PROBLEM:
Pick out every line holding the string "Moderately" and copy it.
-- BEGIN --
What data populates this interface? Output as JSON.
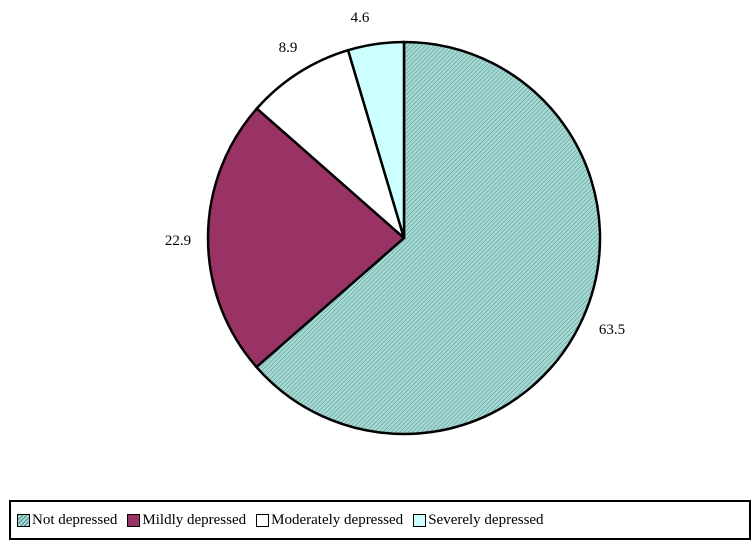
{
  "chart_data": {
    "type": "pie",
    "categories": [
      "Not depressed",
      "Mildly depressed",
      "Moderately depressed",
      "Severely depressed"
    ],
    "values": [
      63.5,
      22.9,
      8.9,
      4.6
    ],
    "value_labels": [
      "63.5",
      "22.9",
      "8.9",
      "4.6"
    ],
    "colors": [
      "#9fd3cf",
      "#993366",
      "#ffffff",
      "#ccffff"
    ],
    "patterns": [
      "diagonal-hatch",
      "solid",
      "solid",
      "solid"
    ],
    "start_angle": "12 o'clock",
    "direction": "clockwise",
    "legend_position": "bottom"
  },
  "legend": {
    "items": [
      {
        "label": "Not depressed",
        "color": "#9fd3cf"
      },
      {
        "label": "Mildly depressed",
        "color": "#993366"
      },
      {
        "label": "Moderately depressed",
        "color": "#ffffff"
      },
      {
        "label": "Severely depressed",
        "color": "#ccffff"
      }
    ]
  }
}
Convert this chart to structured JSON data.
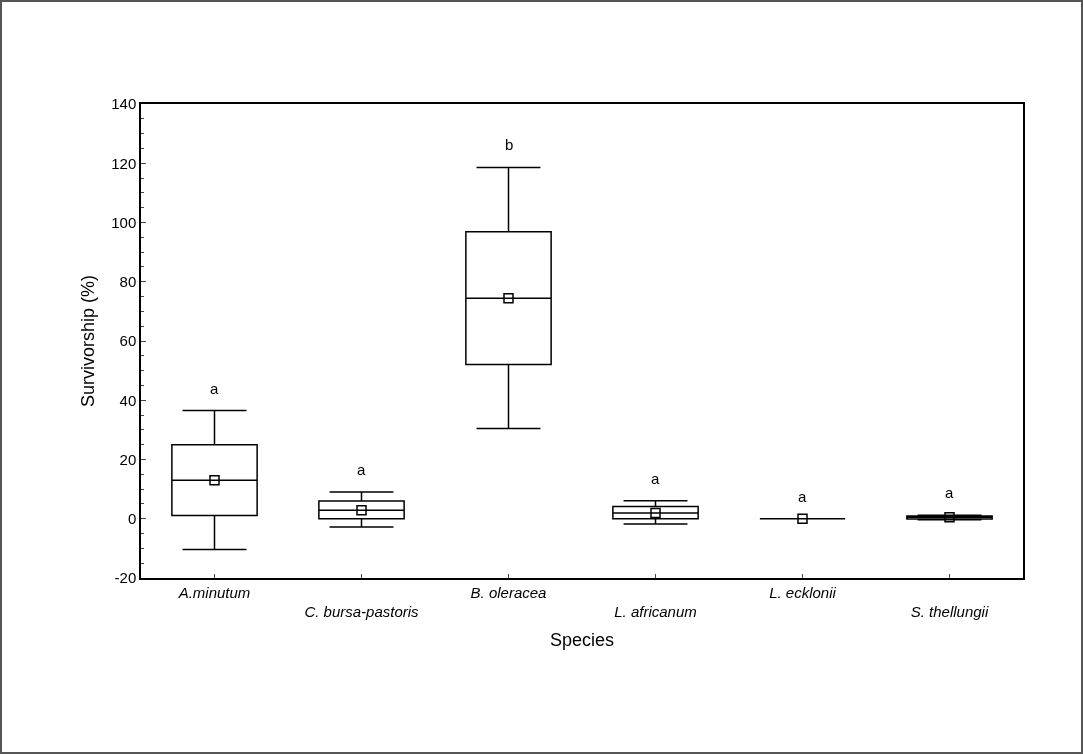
{
  "chart_data": {
    "type": "box",
    "xlabel": "Species",
    "ylabel": "Survivorship (%)",
    "categories": [
      "A.minutum",
      "C. bursa-pastoris",
      "B. oleracea",
      "L. africanum",
      "L. ecklonii",
      "S. thellungii"
    ],
    "boxes": [
      {
        "low": -10.4,
        "q1": 1.1,
        "median": 13,
        "q3": 25,
        "high": 36.5,
        "mean": 13
      },
      {
        "low": -2.8,
        "q1": 0,
        "median": 2.9,
        "q3": 6,
        "high": 9,
        "mean": 2.9
      },
      {
        "low": 30.5,
        "q1": 52.1,
        "median": 74.4,
        "q3": 96.9,
        "high": 118.6,
        "mean": 74.4
      },
      {
        "low": -1.8,
        "q1": 0,
        "median": 1.9,
        "q3": 4.1,
        "high": 6.1,
        "mean": 1.9
      },
      {
        "low": 0,
        "q1": 0,
        "median": 0,
        "q3": 0,
        "high": 0,
        "mean": 0
      },
      {
        "low": -0.3,
        "q1": -0.1,
        "median": 0.5,
        "q3": 0.9,
        "high": 1.2,
        "mean": 0.5
      }
    ],
    "color": "#000000",
    "marker": "square",
    "grid": false,
    "legend": false,
    "ylim": [
      -20,
      140
    ],
    "yticks": [
      -20,
      0,
      20,
      40,
      60,
      80,
      100,
      120,
      140
    ],
    "annotations": [
      "a",
      "a",
      "b",
      "a",
      "a",
      "a"
    ]
  }
}
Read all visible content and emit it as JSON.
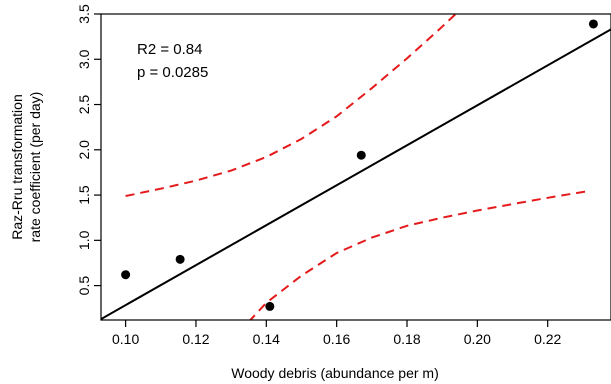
-- END --
COMPLETED TASK:
      "Moderately depressed",
        "label": "Moderately depressed",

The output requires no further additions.